(Requirements) Return the data below line for line, with no changes.

* * * * * * *

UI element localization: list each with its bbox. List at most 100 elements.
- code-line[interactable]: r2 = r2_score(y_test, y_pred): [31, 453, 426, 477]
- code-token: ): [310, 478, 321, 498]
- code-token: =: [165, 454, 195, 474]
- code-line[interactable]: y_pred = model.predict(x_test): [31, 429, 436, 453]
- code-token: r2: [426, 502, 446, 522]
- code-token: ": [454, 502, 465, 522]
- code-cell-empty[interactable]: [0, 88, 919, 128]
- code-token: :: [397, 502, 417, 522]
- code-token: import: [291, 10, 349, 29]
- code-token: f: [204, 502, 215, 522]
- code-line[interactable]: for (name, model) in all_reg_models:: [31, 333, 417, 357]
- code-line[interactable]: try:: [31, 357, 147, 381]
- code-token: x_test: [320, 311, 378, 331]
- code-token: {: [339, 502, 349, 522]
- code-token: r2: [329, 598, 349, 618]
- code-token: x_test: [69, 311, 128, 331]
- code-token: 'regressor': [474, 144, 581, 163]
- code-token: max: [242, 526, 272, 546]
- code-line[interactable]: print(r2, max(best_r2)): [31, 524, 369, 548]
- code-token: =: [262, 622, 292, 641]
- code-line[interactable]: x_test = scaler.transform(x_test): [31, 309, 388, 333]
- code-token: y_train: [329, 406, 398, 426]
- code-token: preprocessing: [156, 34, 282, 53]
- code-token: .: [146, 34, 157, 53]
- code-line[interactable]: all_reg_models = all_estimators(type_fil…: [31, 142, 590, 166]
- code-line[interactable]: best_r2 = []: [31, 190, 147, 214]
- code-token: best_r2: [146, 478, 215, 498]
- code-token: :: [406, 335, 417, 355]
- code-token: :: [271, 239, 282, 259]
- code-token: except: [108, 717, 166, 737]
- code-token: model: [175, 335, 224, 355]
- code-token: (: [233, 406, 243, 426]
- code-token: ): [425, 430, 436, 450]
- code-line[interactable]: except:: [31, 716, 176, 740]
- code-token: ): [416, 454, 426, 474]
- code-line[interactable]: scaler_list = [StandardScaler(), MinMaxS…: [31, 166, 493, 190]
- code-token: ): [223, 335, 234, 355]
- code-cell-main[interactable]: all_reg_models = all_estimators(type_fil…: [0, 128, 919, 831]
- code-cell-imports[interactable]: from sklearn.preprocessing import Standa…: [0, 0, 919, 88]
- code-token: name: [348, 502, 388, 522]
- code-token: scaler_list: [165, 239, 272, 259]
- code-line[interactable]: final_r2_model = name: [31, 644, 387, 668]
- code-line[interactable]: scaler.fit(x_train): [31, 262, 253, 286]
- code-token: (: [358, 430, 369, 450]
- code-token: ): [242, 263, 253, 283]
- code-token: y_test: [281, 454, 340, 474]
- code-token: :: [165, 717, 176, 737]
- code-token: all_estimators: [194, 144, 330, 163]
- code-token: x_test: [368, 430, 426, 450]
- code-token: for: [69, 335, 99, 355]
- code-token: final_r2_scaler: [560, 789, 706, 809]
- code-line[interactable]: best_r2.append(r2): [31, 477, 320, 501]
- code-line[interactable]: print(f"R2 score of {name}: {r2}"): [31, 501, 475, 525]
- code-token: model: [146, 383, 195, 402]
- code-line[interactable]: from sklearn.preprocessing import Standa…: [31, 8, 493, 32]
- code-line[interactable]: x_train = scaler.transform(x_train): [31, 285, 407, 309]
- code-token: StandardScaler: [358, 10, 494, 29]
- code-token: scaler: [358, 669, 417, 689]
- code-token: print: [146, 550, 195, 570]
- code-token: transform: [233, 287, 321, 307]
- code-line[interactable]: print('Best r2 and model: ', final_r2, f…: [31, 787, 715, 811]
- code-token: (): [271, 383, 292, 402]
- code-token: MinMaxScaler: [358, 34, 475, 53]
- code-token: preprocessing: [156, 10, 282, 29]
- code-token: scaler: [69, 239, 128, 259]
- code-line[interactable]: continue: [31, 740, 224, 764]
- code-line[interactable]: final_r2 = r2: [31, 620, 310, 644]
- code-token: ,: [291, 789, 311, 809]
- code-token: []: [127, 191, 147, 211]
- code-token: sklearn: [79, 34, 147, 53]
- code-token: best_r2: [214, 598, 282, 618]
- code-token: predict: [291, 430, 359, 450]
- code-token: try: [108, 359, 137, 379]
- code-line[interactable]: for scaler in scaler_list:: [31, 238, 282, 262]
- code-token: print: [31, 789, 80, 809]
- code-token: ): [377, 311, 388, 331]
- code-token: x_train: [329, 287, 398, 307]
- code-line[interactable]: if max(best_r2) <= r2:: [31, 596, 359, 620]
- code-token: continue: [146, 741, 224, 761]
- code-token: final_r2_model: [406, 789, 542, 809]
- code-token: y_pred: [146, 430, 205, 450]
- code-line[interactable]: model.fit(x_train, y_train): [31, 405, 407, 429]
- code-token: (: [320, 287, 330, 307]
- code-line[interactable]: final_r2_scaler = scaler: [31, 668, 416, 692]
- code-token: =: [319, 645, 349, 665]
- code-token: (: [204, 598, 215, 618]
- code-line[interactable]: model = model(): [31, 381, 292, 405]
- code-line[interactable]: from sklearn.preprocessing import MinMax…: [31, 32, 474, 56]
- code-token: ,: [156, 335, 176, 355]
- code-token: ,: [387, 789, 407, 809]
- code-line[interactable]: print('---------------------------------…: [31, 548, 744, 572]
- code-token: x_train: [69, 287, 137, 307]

* * * * * * *

(Full response)
UI element localization: list each with its bbox. List at most 100 elements.
- code-line[interactable]: r2 = r2_score(y_test, y_pred): [31, 453, 426, 477]
- code-token: ): [310, 478, 321, 498]
- code-token: =: [165, 454, 195, 474]
- code-line[interactable]: y_pred = model.predict(x_test): [31, 429, 436, 453]
- code-token: r2: [426, 502, 446, 522]
- code-token: ": [454, 502, 465, 522]
- code-cell-empty[interactable]: [0, 88, 919, 128]
- code-token: :: [397, 502, 417, 522]
- code-token: import: [291, 10, 349, 29]
- code-token: f: [204, 502, 215, 522]
- code-line[interactable]: for (name, model) in all_reg_models:: [31, 333, 417, 357]
- code-line[interactable]: try:: [31, 357, 147, 381]
- code-token: x_test: [320, 311, 378, 331]
- code-token: {: [339, 502, 349, 522]
- code-token: r2: [329, 598, 349, 618]
- code-token: x_test: [69, 311, 128, 331]
- code-token: 'regressor': [474, 144, 581, 163]
- code-token: max: [242, 526, 272, 546]
- code-line[interactable]: print(r2, max(best_r2)): [31, 524, 369, 548]
- code-token: =: [262, 622, 292, 641]
- code-line[interactable]: x_test = scaler.transform(x_test): [31, 309, 388, 333]
- code-token: y_train: [329, 406, 398, 426]
- code-token: preprocessing: [156, 34, 282, 53]
- code-token: .: [146, 34, 157, 53]
- code-line[interactable]: all_reg_models = all_estimators(type_fil…: [31, 142, 590, 166]
- code-line[interactable]: best_r2 = []: [31, 190, 147, 214]
- code-token: best_r2: [146, 478, 215, 498]
- code-token: :: [406, 335, 417, 355]
- code-token: :: [271, 239, 282, 259]
- code-token: except: [108, 717, 166, 737]
- code-token: model: [175, 335, 224, 355]
- code-token: (: [233, 406, 243, 426]
- code-token: ): [425, 430, 436, 450]
- code-line[interactable]: except:: [31, 716, 176, 740]
- code-token: ): [416, 454, 426, 474]
- code-line[interactable]: scaler_list = [StandardScaler(), MinMaxS…: [31, 166, 493, 190]
- code-token: ): [223, 335, 234, 355]
- code-cell-main[interactable]: all_reg_models = all_estimators(type_fil…: [0, 128, 919, 831]
- code-cell-imports[interactable]: from sklearn.preprocessing import Standa…: [0, 0, 919, 88]
- code-token: name: [348, 502, 388, 522]
- code-token: scaler_list: [165, 239, 272, 259]
- code-line[interactable]: final_r2_model = name: [31, 644, 387, 668]
- code-line[interactable]: scaler.fit(x_train): [31, 262, 253, 286]
- code-token: (: [358, 430, 369, 450]
- code-token: ): [242, 263, 253, 283]
- code-token: y_test: [281, 454, 340, 474]
- code-token: :: [165, 717, 176, 737]
- code-token: all_estimators: [194, 144, 330, 163]
- code-token: x_test: [368, 430, 426, 450]
- code-token: for: [69, 335, 99, 355]
- code-token: final_r2_scaler: [560, 789, 706, 809]
- code-line[interactable]: best_r2.append(r2): [31, 477, 320, 501]
- code-line[interactable]: print(f"R2 score of {name}: {r2}"): [31, 501, 475, 525]
- code-token: model: [146, 383, 195, 402]
- code-line[interactable]: from sklearn.preprocessing import Standa…: [31, 8, 493, 32]
- code-line[interactable]: x_train = scaler.transform(x_train): [31, 285, 407, 309]
- code-token: StandardScaler: [358, 10, 494, 29]
- code-token: scaler: [358, 669, 417, 689]
- code-token: print: [146, 550, 195, 570]
- code-token: transform: [233, 287, 321, 307]
- code-line[interactable]: print('Best r2 and model: ', final_r2, f…: [31, 787, 715, 811]
- code-token: (): [271, 383, 292, 402]
- code-token: MinMaxScaler: [358, 34, 475, 53]
- code-token: preprocessing: [156, 10, 282, 29]
- code-token: scaler: [69, 239, 128, 259]
- code-line[interactable]: continue: [31, 740, 224, 764]
- code-line[interactable]: final_r2 = r2: [31, 620, 310, 644]
- code-token: ,: [291, 789, 311, 809]
- code-token: []: [127, 191, 147, 211]
- code-token: sklearn: [79, 34, 147, 53]
- code-token: best_r2: [214, 598, 282, 618]
- code-token: predict: [291, 430, 359, 450]
- code-token: try: [108, 359, 137, 379]
- code-line[interactable]: for scaler in scaler_list:: [31, 238, 282, 262]
- code-token: print: [31, 789, 80, 809]
- code-token: ): [377, 311, 388, 331]
- code-token: x_train: [329, 287, 398, 307]
- code-line[interactable]: if max(best_r2) <= r2:: [31, 596, 359, 620]
- code-token: continue: [146, 741, 224, 761]
- code-token: final_r2_model: [406, 789, 542, 809]
- code-token: y_pred: [146, 430, 205, 450]
- code-line[interactable]: model.fit(x_train, y_train): [31, 405, 407, 429]
- code-token: (: [320, 287, 330, 307]
- code-line[interactable]: final_r2_scaler = scaler: [31, 668, 416, 692]
- code-token: =: [319, 645, 349, 665]
- code-token: (: [204, 598, 215, 618]
- code-line[interactable]: model = model(): [31, 381, 292, 405]
- code-line[interactable]: from sklearn.preprocessing import MinMax…: [31, 32, 474, 56]
- code-token: ,: [156, 335, 176, 355]
- code-token: ,: [387, 789, 407, 809]
- code-line[interactable]: print('---------------------------------…: [31, 548, 744, 572]
- code-token: x_train: [69, 287, 137, 307]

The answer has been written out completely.